### [Work required]
Scan the listing and work out how many lines contain the word "zpyy". Nothing but the number should be given.

### [Given data]
•••

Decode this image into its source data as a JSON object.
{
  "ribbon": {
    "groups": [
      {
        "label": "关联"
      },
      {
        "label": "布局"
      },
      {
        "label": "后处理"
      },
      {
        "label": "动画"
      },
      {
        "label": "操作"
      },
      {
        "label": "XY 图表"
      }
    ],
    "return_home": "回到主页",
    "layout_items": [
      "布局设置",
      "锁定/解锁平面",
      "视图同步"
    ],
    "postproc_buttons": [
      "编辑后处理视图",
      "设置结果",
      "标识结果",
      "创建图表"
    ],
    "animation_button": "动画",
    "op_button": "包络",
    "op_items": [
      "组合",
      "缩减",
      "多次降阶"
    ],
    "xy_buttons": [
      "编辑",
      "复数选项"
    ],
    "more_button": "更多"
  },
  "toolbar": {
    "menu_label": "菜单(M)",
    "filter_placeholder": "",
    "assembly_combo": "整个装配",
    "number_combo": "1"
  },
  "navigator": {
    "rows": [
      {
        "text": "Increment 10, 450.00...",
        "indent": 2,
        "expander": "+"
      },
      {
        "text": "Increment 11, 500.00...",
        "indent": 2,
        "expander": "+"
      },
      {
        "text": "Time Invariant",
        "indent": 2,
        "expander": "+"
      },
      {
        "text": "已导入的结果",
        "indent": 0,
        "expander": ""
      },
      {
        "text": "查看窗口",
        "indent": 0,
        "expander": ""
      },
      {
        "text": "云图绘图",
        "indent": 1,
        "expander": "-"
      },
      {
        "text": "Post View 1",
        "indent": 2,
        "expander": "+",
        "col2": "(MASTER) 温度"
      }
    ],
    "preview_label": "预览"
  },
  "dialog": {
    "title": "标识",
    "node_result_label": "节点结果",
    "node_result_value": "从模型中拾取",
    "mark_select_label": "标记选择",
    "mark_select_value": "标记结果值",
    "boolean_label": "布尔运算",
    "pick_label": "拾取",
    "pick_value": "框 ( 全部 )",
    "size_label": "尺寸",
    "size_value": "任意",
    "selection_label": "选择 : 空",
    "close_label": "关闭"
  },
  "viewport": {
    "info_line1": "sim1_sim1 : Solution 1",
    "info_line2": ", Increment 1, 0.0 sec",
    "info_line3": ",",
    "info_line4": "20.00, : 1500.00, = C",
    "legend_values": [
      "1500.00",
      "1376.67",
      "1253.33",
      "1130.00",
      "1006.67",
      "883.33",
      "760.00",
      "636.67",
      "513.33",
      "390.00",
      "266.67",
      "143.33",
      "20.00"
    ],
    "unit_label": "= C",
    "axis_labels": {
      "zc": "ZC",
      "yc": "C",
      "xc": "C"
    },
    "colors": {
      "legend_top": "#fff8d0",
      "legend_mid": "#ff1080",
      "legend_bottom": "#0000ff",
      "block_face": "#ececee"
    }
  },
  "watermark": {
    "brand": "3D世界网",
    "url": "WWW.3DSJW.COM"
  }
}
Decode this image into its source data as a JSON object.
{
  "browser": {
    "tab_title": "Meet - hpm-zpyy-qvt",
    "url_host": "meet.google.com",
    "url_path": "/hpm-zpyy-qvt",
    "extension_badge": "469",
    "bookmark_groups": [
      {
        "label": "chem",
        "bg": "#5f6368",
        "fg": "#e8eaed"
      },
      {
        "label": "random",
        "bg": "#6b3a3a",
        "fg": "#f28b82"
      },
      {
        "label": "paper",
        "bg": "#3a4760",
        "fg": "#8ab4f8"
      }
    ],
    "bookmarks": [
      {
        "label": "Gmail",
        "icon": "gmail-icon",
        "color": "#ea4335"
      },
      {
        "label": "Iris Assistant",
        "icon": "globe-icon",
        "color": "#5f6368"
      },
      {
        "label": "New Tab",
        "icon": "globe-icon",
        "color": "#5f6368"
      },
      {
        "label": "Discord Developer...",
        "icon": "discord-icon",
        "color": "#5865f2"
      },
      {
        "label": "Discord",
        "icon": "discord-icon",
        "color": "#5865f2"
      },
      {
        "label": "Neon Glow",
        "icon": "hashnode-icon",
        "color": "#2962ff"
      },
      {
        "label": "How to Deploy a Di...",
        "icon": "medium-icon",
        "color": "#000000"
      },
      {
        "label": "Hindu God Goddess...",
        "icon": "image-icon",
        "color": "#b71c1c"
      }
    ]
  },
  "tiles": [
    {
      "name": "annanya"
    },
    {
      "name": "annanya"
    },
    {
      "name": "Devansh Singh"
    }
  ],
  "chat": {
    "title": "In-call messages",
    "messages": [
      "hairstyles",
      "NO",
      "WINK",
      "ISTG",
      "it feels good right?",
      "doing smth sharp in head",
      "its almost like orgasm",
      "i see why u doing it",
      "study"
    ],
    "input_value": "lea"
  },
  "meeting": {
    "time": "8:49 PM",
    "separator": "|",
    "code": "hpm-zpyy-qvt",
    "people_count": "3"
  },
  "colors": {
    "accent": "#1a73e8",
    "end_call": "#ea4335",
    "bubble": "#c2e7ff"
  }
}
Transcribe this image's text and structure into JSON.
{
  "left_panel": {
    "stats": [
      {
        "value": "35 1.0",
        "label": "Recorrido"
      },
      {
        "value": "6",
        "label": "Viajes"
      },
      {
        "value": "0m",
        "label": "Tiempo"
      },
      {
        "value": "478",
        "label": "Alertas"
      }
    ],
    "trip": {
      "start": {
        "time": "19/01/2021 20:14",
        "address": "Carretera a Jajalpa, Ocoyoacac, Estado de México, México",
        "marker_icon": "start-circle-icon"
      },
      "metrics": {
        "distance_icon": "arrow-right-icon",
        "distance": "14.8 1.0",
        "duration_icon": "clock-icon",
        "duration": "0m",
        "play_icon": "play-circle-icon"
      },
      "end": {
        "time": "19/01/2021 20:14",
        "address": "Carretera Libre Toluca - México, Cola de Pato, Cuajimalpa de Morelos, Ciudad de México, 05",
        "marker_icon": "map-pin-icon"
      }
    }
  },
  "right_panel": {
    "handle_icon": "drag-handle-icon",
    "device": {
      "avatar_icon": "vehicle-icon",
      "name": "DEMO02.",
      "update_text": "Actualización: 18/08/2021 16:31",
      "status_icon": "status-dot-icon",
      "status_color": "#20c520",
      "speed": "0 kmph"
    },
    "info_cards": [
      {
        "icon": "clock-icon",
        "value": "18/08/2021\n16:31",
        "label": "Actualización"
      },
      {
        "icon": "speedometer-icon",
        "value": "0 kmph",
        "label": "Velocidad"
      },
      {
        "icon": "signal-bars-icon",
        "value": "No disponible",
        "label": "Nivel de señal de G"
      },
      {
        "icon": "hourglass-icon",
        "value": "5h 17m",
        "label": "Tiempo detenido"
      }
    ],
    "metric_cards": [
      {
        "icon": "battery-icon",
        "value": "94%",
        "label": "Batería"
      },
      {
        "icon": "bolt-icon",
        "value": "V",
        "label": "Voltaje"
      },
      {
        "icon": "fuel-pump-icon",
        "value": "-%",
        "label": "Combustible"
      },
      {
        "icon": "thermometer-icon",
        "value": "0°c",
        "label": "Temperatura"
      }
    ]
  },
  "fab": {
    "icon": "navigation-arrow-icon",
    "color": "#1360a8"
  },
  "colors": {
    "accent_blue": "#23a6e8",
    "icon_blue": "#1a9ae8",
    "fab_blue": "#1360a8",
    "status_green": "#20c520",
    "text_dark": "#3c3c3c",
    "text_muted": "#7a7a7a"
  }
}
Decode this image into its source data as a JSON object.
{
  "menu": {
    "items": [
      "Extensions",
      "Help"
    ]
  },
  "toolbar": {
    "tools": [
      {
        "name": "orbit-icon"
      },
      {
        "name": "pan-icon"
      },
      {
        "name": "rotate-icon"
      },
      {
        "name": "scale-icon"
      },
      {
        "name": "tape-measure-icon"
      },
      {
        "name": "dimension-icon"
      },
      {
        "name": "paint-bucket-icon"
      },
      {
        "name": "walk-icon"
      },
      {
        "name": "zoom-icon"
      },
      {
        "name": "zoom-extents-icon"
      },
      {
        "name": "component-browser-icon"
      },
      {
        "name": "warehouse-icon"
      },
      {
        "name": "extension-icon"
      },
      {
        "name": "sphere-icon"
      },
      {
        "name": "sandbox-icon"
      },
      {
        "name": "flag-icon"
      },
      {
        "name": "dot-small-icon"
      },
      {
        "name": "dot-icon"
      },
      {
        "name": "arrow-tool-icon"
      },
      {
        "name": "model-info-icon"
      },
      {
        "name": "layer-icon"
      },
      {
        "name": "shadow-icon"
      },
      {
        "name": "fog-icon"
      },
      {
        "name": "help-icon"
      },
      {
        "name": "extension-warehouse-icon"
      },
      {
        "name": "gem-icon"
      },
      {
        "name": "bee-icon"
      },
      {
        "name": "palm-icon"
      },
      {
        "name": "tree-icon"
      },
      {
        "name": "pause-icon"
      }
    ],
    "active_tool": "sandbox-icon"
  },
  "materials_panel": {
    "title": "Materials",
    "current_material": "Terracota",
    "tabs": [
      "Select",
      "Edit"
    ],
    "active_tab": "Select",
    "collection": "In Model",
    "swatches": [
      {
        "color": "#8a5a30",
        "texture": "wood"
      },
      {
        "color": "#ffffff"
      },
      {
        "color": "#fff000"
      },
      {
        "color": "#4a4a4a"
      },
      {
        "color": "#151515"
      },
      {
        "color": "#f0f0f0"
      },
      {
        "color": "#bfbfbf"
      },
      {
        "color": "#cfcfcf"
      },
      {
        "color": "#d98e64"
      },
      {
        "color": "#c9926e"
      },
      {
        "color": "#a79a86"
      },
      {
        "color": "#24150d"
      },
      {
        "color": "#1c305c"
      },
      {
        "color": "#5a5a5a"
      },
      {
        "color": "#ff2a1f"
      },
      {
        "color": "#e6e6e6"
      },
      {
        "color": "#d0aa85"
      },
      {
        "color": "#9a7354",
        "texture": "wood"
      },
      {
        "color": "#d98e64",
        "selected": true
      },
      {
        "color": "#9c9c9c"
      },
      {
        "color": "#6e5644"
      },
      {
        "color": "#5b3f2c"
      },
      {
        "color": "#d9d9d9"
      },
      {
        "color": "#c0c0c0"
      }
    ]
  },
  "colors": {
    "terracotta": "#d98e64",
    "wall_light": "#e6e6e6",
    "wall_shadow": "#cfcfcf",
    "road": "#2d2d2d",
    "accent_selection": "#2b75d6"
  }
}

•••

### [Task response]
3